Source passage
— Begin —

# Importing

In [2]:
import pandas as pd
import nltk
import spacy
from nltk import ngrams
from nltk.tokenize import word_tokenize 
from nltk.stem import SnowballStemmer
from sklearn.datasets import make_classification
nltk.download('stopwords')
from nltk.stem import WordNetLemmatizer
import re
import pycld2 as cld2
from langdetect import detect
import numpy as np

[nltk_data] Downloading package stopwords to
[nltk_data]     /Users/adrianacuppuleri/nltk_data...
[nltk_data]   Package stopwords is already up-to-date!


In [None]:
df = pd.read_csv("WELFake_Dataset.csv")
df.drop(columns=["Unnamed: 0"], inplace=True)
df

In [None]:
df.info()

In [None]:
df['label'].value_counts()

In [None]:
df[df['title'].isna() & df['text'].isna()]

In [None]:
df[df['title'].isna() | df['text'].isna()]

In [None]:
df.dropna(axis=0, how='any', inplace=True)

In [None]:
df.reset_index(drop=True, inplace=True)
df

# Text preprocessing
## With NLTK

### Cleaning text

In [None]:
def clean(text):
    text = str(text).lower()

— End —

Collected material

— Begin —

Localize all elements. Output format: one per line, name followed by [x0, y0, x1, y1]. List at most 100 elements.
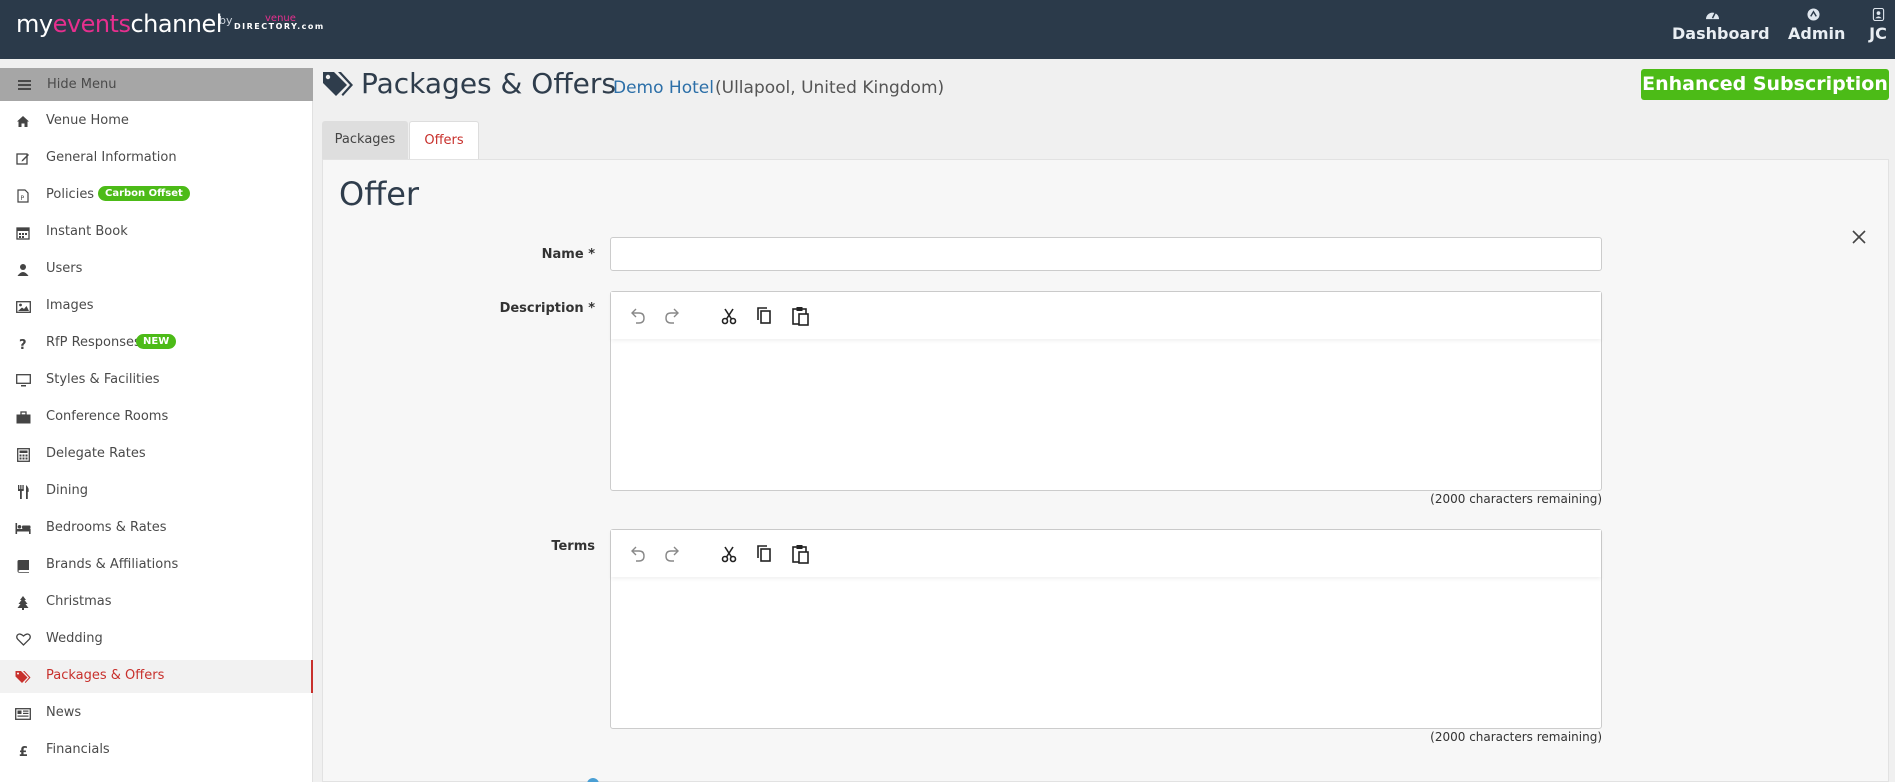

— End —

Actions to take
1/ Answer from the notebook:
(a) Which CSV file is read into the data frame?
(b) Which column is dropped immediately after the file is loaded?
(c) Which NLTK package is downloaded?
2/ Write out everything in the notebook from "# Importing" down to "nltk.download('stopwords')", with no changes.
The lines placed after the notebook are not needed for any task.

Solutions to the tasks
1/
(a) WELFake_Dataset.csv
(b) "Unnamed: 0"
(c) stopwords

2/
# Importing

In [2]:
import pandas as pd
import nltk
import spacy
from nltk import ngrams
from nltk.tokenize import word_tokenize 
from nltk.stem import SnowballStemmer
from sklearn.datasets import make_classification
nltk.download('stopwords')